● WHAT THE EXERCISE ASKS
Count, in the entries below, the lines in which "object" occurs. Give the number, nothing more.

=-=-=-=-=

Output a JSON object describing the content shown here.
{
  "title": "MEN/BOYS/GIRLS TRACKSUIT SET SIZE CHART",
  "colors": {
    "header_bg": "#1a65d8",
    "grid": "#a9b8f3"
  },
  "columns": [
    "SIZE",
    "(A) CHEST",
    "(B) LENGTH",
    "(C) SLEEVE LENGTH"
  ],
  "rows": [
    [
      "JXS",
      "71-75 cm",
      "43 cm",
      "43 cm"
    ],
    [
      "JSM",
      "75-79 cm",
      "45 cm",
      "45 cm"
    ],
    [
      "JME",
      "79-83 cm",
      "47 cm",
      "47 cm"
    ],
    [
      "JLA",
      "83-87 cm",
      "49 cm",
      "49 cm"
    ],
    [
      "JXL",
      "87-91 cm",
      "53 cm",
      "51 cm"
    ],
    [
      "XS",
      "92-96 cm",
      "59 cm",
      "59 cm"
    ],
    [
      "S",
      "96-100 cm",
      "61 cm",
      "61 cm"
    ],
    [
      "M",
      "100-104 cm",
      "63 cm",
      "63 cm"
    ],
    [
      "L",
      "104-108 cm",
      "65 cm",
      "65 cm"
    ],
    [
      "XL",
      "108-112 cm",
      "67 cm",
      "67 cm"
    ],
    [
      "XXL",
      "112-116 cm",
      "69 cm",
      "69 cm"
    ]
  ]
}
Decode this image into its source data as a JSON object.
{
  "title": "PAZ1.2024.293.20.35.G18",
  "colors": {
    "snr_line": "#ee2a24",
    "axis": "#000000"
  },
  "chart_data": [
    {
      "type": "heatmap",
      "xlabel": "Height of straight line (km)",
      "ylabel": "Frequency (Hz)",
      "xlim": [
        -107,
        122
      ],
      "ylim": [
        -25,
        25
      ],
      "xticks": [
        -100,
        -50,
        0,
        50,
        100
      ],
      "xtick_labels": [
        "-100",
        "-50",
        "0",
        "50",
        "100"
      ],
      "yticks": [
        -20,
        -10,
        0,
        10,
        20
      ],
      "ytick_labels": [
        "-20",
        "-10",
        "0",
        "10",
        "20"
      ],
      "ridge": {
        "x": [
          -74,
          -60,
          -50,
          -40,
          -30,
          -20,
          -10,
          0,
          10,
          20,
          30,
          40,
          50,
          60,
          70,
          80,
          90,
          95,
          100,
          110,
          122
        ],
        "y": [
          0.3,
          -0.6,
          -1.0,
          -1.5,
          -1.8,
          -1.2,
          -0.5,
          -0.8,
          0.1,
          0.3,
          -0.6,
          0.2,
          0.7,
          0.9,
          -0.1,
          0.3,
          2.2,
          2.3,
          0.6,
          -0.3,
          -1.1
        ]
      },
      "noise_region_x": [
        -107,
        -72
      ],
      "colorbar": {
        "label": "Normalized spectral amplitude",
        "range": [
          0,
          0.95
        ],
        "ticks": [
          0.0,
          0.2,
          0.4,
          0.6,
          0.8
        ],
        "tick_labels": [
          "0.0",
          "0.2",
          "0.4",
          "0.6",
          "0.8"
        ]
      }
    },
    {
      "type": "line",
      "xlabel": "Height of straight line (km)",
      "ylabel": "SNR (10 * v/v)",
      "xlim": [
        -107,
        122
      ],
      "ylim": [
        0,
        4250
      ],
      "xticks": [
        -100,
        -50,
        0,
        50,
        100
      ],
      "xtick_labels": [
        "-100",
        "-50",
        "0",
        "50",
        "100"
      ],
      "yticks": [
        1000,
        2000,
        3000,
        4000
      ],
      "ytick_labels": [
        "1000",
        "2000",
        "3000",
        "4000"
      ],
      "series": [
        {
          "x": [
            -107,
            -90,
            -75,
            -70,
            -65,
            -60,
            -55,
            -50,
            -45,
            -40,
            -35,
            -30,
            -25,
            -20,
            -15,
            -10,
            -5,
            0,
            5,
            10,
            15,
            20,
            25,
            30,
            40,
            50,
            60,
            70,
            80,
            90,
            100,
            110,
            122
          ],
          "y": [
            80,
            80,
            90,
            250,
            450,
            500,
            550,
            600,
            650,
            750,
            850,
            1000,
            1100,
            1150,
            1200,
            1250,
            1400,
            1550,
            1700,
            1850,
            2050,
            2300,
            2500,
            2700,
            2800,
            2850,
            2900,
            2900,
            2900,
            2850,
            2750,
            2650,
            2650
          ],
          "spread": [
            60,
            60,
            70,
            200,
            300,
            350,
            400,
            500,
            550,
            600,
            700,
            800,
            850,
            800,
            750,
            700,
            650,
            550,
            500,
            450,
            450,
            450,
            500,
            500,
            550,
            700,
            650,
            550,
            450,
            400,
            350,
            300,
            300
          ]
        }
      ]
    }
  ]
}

=-=-=-=-=

● WRITTEN RESPONSE
2